__Stated exercise__
Write the data out again in full, with no departure from the original.

* start Dataset content *

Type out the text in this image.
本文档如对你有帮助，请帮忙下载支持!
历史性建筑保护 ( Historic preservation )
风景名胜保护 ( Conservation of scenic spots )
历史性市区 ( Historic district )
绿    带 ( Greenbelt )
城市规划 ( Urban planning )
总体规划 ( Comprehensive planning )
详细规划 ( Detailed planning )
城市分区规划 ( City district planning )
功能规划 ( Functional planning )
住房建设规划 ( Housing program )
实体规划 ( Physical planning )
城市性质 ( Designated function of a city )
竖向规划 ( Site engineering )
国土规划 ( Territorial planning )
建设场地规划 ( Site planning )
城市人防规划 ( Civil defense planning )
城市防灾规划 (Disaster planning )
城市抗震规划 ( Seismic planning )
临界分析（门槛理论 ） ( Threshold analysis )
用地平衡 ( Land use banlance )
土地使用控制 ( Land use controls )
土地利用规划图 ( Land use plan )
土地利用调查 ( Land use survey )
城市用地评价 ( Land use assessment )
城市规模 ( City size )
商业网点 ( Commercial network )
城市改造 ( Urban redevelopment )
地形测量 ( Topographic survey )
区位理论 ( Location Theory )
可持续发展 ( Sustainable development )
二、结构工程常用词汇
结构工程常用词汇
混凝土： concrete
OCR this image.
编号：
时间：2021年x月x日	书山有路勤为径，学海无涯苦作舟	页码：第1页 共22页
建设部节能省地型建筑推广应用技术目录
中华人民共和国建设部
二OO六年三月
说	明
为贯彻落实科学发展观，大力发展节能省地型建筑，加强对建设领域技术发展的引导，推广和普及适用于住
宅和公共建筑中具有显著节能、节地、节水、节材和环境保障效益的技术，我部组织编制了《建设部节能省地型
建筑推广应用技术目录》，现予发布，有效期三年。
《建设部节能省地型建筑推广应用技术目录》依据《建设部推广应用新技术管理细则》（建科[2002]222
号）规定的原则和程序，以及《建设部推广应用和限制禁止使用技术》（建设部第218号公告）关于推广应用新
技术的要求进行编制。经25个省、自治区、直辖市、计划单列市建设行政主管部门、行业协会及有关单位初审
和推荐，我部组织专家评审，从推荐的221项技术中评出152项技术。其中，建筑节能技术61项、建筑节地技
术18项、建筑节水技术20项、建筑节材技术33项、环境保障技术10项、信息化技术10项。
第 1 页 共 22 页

* end Dataset content *

__Response to this exercise__
Type out the text in this image.
本文档如对你有帮助，请帮忙下载支持!
历史性建筑保护 ( Historic preservation )
风景名胜保护 ( Conservation of scenic spots )
历史性市区 ( Historic district )
绿    带 ( Greenbelt )
城市规划 ( Urban planning )
总体规划 ( Comprehensive planning )
详细规划 ( Detailed planning )
城市分区规划 ( City district planning )
功能规划 ( Functional planning )
住房建设规划 ( Housing program )
实体规划 ( Physical planning )
城市性质 ( Designated function of a city )
竖向规划 ( Site engineering )
国土规划 ( Territorial planning )
建设场地规划 ( Site planning )
城市人防规划 ( Civil defense planning )
城市防灾规划 (Disaster planning )
城市抗震规划 ( Seismic planning )
临界分析（门槛理论 ） ( Threshold analysis )
用地平衡 ( Land use banlance )
土地使用控制 ( Land use controls )
土地利用规划图 ( Land use plan )
土地利用调查 ( Land use survey )
城市用地评价 ( Land use assessment )
城市规模 ( City size )
商业网点 ( Commercial network )
城市改造 ( Urban redevelopment )
地形测量 ( Topographic survey )
区位理论 ( Location Theory )
可持续发展 ( Sustainable development )
二、结构工程常用词汇
结构工程常用词汇
混凝土： concrete
OCR this image.
编号：
时间：2021年x月x日	书山有路勤为径，学海无涯苦作舟	页码：第1页 共22页
建设部节能省地型建筑推广应用技术目录
中华人民共和国建设部
二OO六年三月
说	明
为贯彻落实科学发展观，大力发展节能省地型建筑，加强对建设领域技术发展的引导，推广和普及适用于住
宅和公共建筑中具有显著节能、节地、节水、节材和环境保障效益的技术，我部组织编制了《建设部节能省地型
建筑推广应用技术目录》，现予发布，有效期三年。
《建设部节能省地型建筑推广应用技术目录》依据《建设部推广应用新技术管理细则》（建科[2002]222
号）规定的原则和程序，以及《建设部推广应用和限制禁止使用技术》（建设部第218号公告）关于推广应用新
技术的要求进行编制。经25个省、自治区、直辖市、计划单列市建设行政主管部门、行业协会及有关单位初审
和推荐，我部组织专家评审，从推荐的221项技术中评出152项技术。其中，建筑节能技术61项、建筑节地技
术18项、建筑节水技术20项、建筑节材技术33项、环境保障技术10项、信息化技术10项。
第 1 页 共 22 页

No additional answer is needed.